The exercise: Extract all lines from the data beneath that include the word "Claim".

(Dataset items)
↓↓↓

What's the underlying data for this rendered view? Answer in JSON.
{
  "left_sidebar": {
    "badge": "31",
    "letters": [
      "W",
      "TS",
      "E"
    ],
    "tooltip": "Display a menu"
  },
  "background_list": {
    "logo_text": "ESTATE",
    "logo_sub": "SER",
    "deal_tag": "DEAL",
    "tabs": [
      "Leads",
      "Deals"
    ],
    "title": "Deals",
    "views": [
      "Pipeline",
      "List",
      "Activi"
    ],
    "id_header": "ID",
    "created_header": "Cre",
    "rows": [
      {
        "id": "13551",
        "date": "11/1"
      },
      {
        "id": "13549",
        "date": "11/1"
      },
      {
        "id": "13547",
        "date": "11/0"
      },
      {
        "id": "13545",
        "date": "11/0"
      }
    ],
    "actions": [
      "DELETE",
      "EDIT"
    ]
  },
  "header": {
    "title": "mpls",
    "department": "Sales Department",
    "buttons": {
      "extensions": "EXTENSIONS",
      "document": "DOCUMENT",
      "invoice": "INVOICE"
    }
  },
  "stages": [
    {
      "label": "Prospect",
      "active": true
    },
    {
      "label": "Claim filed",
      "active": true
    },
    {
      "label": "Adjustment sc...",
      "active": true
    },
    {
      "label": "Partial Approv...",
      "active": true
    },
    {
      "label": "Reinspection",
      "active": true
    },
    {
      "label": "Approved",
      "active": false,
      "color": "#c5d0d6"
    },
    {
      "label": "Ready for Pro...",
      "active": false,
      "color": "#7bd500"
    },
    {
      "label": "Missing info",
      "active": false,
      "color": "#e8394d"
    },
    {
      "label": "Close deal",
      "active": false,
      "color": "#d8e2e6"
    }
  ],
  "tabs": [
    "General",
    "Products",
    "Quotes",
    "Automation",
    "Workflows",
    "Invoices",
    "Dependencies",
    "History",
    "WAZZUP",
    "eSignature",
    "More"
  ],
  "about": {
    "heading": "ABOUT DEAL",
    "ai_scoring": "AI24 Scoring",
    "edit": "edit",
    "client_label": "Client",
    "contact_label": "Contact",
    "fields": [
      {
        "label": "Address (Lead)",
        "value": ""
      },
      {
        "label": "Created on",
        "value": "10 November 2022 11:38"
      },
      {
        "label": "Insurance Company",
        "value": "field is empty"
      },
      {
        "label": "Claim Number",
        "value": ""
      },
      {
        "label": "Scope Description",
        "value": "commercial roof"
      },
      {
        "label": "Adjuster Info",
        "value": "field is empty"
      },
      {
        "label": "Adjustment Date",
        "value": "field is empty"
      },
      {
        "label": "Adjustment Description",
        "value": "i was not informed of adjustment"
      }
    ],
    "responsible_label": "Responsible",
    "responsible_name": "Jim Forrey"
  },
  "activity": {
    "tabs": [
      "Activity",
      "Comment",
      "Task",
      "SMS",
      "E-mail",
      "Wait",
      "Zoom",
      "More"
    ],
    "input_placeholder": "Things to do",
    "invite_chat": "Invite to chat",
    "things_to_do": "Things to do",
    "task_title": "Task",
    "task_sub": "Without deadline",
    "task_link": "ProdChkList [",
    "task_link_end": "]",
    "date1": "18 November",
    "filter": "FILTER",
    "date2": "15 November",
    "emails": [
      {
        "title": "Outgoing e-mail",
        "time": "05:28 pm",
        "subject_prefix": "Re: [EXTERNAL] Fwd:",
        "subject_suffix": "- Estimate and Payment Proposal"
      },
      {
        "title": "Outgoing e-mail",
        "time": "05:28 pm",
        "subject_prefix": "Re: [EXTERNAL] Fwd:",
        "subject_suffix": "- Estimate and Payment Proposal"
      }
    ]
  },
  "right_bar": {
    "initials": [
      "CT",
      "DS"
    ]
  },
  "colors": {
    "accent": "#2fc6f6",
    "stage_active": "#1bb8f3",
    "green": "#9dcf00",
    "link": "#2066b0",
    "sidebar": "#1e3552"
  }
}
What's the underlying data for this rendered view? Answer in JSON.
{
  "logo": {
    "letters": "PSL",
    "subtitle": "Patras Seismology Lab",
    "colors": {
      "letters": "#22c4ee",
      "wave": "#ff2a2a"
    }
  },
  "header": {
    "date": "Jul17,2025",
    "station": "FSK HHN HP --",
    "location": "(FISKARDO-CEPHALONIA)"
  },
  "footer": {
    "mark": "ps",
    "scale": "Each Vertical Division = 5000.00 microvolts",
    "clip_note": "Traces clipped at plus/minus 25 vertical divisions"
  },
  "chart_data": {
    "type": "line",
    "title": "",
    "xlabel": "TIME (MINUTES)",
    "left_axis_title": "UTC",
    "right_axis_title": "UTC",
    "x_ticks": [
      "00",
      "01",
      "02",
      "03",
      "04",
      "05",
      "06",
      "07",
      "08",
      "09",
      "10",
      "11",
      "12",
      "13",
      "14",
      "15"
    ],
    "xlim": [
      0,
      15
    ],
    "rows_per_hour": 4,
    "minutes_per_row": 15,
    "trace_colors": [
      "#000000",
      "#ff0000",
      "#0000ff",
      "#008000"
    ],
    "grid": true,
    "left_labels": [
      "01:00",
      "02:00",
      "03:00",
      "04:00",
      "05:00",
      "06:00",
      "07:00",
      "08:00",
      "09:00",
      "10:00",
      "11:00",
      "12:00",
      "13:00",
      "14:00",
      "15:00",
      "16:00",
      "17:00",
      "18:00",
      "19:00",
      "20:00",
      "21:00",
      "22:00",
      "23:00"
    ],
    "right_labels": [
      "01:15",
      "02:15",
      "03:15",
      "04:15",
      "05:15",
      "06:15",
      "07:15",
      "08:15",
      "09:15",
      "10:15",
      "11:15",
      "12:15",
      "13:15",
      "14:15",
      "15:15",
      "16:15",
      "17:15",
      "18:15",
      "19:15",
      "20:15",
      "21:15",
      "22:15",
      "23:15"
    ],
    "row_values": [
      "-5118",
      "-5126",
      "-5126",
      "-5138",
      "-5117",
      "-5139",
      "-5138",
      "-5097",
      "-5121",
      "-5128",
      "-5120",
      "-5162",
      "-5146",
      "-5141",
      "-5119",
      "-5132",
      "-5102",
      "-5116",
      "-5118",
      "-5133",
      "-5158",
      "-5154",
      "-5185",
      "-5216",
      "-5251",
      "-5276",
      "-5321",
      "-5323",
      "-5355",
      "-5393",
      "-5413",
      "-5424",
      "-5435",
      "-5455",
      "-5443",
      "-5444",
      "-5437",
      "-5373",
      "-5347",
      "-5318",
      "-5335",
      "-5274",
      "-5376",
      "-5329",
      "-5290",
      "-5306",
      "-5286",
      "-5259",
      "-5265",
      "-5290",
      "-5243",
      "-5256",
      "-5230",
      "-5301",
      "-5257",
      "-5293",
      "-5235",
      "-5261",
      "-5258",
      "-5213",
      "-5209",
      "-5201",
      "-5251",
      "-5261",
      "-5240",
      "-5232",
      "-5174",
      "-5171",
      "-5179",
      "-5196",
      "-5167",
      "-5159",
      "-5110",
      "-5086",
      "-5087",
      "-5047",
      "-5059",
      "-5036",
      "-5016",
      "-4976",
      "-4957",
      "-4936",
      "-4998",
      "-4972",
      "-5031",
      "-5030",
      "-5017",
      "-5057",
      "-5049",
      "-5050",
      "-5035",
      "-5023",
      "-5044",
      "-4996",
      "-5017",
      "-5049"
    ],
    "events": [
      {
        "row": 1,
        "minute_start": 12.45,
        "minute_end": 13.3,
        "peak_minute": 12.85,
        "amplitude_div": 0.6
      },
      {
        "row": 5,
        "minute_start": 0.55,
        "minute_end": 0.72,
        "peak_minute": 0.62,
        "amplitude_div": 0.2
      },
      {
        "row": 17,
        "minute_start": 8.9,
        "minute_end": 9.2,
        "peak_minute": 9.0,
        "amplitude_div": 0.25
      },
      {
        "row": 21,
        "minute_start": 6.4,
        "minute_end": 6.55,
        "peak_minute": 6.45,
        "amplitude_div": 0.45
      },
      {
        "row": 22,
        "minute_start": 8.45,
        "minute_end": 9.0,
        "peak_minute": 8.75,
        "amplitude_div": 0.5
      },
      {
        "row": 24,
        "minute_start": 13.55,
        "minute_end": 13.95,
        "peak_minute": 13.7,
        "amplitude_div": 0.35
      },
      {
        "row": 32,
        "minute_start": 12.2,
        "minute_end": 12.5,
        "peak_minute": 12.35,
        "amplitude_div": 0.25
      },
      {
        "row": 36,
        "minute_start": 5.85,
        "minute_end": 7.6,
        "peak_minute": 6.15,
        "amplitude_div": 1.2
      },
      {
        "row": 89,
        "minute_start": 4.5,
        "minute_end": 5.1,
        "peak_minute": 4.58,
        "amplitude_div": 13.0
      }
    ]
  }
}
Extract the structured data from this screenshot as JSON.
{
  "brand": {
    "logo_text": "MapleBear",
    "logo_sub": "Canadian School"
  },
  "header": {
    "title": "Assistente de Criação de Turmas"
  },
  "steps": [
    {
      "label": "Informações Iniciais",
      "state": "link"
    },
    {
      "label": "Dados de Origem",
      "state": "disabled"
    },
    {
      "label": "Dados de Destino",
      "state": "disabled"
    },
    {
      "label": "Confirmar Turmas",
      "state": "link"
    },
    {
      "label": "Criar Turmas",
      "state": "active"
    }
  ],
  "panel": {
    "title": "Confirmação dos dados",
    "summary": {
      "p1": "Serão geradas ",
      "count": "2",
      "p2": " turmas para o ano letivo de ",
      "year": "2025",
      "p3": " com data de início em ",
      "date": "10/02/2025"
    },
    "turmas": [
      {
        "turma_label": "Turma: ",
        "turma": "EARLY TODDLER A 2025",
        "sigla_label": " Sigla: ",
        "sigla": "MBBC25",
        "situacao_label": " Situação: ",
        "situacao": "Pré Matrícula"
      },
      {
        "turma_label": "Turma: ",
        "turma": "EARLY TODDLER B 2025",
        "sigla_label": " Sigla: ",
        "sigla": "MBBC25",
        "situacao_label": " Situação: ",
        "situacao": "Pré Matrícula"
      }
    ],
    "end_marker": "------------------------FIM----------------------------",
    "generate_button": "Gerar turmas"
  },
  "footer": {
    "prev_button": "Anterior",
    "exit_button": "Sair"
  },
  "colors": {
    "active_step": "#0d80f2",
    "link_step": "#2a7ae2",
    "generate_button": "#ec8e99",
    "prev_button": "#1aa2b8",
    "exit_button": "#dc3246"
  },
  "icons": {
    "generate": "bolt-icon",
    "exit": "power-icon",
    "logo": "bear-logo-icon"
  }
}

↑↑↑

Task response:
      "label": "Claim filed",
        "label": "Claim Number",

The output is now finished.